• **Task input**:
● ● ● ● ● ● ●
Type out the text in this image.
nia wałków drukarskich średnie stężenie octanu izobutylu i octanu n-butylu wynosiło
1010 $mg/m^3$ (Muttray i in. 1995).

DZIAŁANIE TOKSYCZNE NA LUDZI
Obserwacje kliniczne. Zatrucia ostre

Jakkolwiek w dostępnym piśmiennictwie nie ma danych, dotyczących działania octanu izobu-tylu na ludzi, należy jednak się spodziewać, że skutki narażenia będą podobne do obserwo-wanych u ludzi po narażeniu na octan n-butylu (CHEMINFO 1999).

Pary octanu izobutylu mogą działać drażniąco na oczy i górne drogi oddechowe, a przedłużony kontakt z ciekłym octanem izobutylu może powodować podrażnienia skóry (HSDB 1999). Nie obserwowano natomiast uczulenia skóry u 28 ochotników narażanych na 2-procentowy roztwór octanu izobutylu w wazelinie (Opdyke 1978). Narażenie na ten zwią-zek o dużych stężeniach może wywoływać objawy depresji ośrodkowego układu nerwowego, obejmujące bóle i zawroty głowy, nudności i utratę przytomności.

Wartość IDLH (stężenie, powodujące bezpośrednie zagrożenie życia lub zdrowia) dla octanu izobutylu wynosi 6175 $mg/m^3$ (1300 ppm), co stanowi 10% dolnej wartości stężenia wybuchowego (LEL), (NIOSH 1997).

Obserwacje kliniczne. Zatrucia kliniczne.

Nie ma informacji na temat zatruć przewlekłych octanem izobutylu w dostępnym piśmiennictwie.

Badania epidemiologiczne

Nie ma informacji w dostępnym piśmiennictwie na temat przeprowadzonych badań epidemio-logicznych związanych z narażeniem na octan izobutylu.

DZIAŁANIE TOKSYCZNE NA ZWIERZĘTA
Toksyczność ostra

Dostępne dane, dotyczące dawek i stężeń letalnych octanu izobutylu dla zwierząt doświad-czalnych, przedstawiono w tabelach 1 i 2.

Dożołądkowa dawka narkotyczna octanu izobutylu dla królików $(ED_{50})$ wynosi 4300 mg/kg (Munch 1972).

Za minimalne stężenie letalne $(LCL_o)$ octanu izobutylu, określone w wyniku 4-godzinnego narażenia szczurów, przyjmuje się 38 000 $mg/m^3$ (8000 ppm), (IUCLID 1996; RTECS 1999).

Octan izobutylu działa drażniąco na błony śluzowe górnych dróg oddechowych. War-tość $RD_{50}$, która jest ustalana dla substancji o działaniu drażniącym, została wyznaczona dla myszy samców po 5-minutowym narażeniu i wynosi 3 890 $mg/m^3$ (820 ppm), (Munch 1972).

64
● ● ● ● ● ● ●
• **Exercise requirements**:
Repeat every entry word for word.

• **Result**:
Type out the text in this image.
nia wałków drukarskich średnie stężenie octanu izobutylu i octanu n-butylu wynosiło
1010 $mg/m^3$ (Muttray i in. 1995).

DZIAŁANIE TOKSYCZNE NA LUDZI
Obserwacje kliniczne. Zatrucia ostre

Jakkolwiek w dostępnym piśmiennictwie nie ma danych, dotyczących działania octanu izobu-tylu na ludzi, należy jednak się spodziewać, że skutki narażenia będą podobne do obserwo-wanych u ludzi po narażeniu na octan n-butylu (CHEMINFO 1999).

Pary octanu izobutylu mogą działać drażniąco na oczy i górne drogi oddechowe, a przedłużony kontakt z ciekłym octanem izobutylu może powodować podrażnienia skóry (HSDB 1999). Nie obserwowano natomiast uczulenia skóry u 28 ochotników narażanych na 2-procentowy roztwór octanu izobutylu w wazelinie (Opdyke 1978). Narażenie na ten zwią-zek o dużych stężeniach może wywoływać objawy depresji ośrodkowego układu nerwowego, obejmujące bóle i zawroty głowy, nudności i utratę przytomności.

Wartość IDLH (stężenie, powodujące bezpośrednie zagrożenie życia lub zdrowia) dla octanu izobutylu wynosi 6175 $mg/m^3$ (1300 ppm), co stanowi 10% dolnej wartości stężenia wybuchowego (LEL), (NIOSH 1997).

Obserwacje kliniczne. Zatrucia kliniczne.

Nie ma informacji na temat zatruć przewlekłych octanem izobutylu w dostępnym piśmiennictwie.

Badania epidemiologiczne

Nie ma informacji w dostępnym piśmiennictwie na temat przeprowadzonych badań epidemio-logicznych związanych z narażeniem na octan izobutylu.

DZIAŁANIE TOKSYCZNE NA ZWIERZĘTA
Toksyczność ostra

Dostępne dane, dotyczące dawek i stężeń letalnych octanu izobutylu dla zwierząt doświad-czalnych, przedstawiono w tabelach 1 i 2.

Dożołądkowa dawka narkotyczna octanu izobutylu dla królików $(ED_{50})$ wynosi 4300 mg/kg (Munch 1972).

Za minimalne stężenie letalne $(LCL_o)$ octanu izobutylu, określone w wyniku 4-godzinnego narażenia szczurów, przyjmuje się 38 000 $mg/m^3$ (8000 ppm), (IUCLID 1996; RTECS 1999).

Octan izobutylu działa drażniąco na błony śluzowe górnych dróg oddechowych. War-tość $RD_{50}$, która jest ustalana dla substancji o działaniu drażniącym, została wyznaczona dla myszy samców po 5-minutowym narażeniu i wynosi 3 890 $mg/m^3$ (820 ppm), (Munch 1972).

64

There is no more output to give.